(Dataset rows)
----

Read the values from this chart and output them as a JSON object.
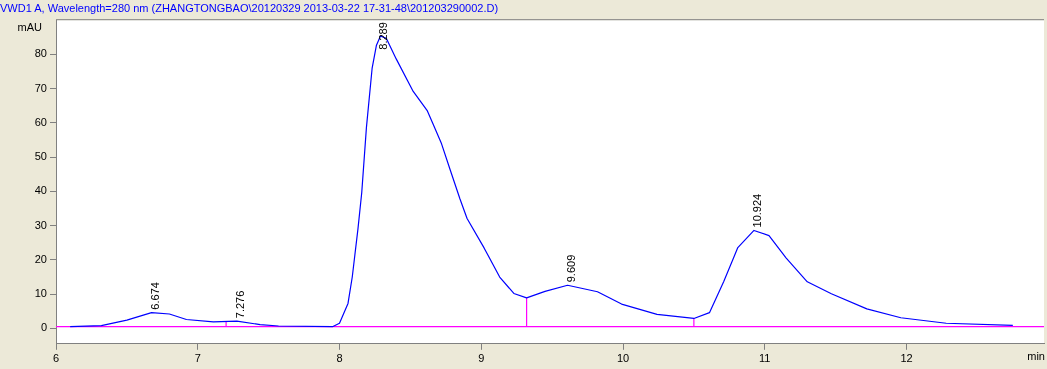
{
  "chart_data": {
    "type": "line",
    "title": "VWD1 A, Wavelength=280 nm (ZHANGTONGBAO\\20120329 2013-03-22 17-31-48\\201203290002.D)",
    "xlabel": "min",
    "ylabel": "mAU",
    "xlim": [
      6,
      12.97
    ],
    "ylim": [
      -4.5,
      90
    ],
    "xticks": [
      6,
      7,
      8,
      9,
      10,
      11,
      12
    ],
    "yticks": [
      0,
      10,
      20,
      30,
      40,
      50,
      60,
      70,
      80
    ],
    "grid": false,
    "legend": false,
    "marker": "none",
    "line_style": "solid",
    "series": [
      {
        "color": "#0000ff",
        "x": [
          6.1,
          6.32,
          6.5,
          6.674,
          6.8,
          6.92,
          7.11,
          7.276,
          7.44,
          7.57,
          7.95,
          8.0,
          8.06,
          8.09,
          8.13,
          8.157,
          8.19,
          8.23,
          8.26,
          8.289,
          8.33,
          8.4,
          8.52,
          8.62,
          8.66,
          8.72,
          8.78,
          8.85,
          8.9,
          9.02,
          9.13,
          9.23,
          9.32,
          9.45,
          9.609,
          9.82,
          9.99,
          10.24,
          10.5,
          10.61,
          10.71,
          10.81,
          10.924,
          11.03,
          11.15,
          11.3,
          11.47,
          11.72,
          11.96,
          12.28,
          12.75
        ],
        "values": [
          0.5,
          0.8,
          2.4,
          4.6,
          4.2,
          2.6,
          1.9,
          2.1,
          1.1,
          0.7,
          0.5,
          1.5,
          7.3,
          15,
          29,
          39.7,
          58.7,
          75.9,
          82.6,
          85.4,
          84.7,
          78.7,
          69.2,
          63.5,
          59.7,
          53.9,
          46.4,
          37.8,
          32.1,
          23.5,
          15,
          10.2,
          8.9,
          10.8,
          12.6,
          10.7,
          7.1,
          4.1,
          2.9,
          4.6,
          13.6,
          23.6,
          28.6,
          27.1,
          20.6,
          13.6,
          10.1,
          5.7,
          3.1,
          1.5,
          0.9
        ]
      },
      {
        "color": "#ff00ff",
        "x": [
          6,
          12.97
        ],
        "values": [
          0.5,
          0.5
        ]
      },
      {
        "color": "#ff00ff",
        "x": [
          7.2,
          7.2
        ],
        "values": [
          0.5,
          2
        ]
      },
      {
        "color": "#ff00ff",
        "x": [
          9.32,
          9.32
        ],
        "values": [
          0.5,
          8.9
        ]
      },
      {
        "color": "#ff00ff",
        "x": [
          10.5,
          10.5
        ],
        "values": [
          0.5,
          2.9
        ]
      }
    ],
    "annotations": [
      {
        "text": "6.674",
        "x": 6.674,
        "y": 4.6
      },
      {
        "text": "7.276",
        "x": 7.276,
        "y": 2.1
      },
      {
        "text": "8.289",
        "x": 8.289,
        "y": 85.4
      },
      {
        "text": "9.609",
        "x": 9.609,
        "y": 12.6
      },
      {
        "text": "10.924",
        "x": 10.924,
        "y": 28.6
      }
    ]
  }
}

----

What you are asked to do |
Copy the records exactly. Skip the pictures.

The output |
Read the values from this chart and output them as a JSON object.
{
  "chart_data": {
    "type": "line",
    "title": "VWD1 A, Wavelength=280 nm (ZHANGTONGBAO\\20120329 2013-03-22 17-31-48\\201203290002.D)",
    "xlabel": "min",
    "ylabel": "mAU",
    "xlim": [
      6,
      12.97
    ],
    "ylim": [
      -4.5,
      90
    ],
    "xticks": [
      6,
      7,
      8,
      9,
      10,
      11,
      12
    ],
    "yticks": [
      0,
      10,
      20,
      30,
      40,
      50,
      60,
      70,
      80
    ],
    "grid": false,
    "legend": false,
    "marker": "none",
    "line_style": "solid",
    "series": [
      {
        "color": "#0000ff",
        "x": [
          6.1,
          6.32,
          6.5,
          6.674,
          6.8,
          6.92,
          7.11,
          7.276,
          7.44,
          7.57,
          7.95,
          8.0,
          8.06,
          8.09,
          8.13,
          8.157,
          8.19,
          8.23,
          8.26,
          8.289,
          8.33,
          8.4,
          8.52,
          8.62,
          8.66,
          8.72,
          8.78,
          8.85,
          8.9,
          9.02,
          9.13,
          9.23,
          9.32,
          9.45,
          9.609,
          9.82,
          9.99,
          10.24,
          10.5,
          10.61,
          10.71,
          10.81,
          10.924,
          11.03,
          11.15,
          11.3,
          11.47,
          11.72,
          11.96,
          12.28,
          12.75
        ],
        "values": [
          0.5,
          0.8,
          2.4,
          4.6,
          4.2,
          2.6,
          1.9,
          2.1,
          1.1,
          0.7,
          0.5,
          1.5,
          7.3,
          15,
          29,
          39.7,
          58.7,
          75.9,
          82.6,
          85.4,
          84.7,
          78.7,
          69.2,
          63.5,
          59.7,
          53.9,
          46.4,
          37.8,
          32.1,
          23.5,
          15,
          10.2,
          8.9,
          10.8,
          12.6,
          10.7,
          7.1,
          4.1,
          2.9,
          4.6,
          13.6,
          23.6,
          28.6,
          27.1,
          20.6,
          13.6,
          10.1,
          5.7,
          3.1,
          1.5,
          0.9
        ]
      },
      {
        "color": "#ff00ff",
        "x": [
          6,
          12.97
        ],
        "values": [
          0.5,
          0.5
        ]
      },
      {
        "color": "#ff00ff",
        "x": [
          7.2,
          7.2
        ],
        "values": [
          0.5,
          2
        ]
      },
      {
        "color": "#ff00ff",
        "x": [
          9.32,
          9.32
        ],
        "values": [
          0.5,
          8.9
        ]
      },
      {
        "color": "#ff00ff",
        "x": [
          10.5,
          10.5
        ],
        "values": [
          0.5,
          2.9
        ]
      }
    ],
    "annotations": [
      {
        "text": "6.674",
        "x": 6.674,
        "y": 4.6
      },
      {
        "text": "7.276",
        "x": 7.276,
        "y": 2.1
      },
      {
        "text": "8.289",
        "x": 8.289,
        "y": 85.4
      },
      {
        "text": "9.609",
        "x": 9.609,
        "y": 12.6
      },
      {
        "text": "10.924",
        "x": 10.924,
        "y": 28.6
      }
    ]
  }
}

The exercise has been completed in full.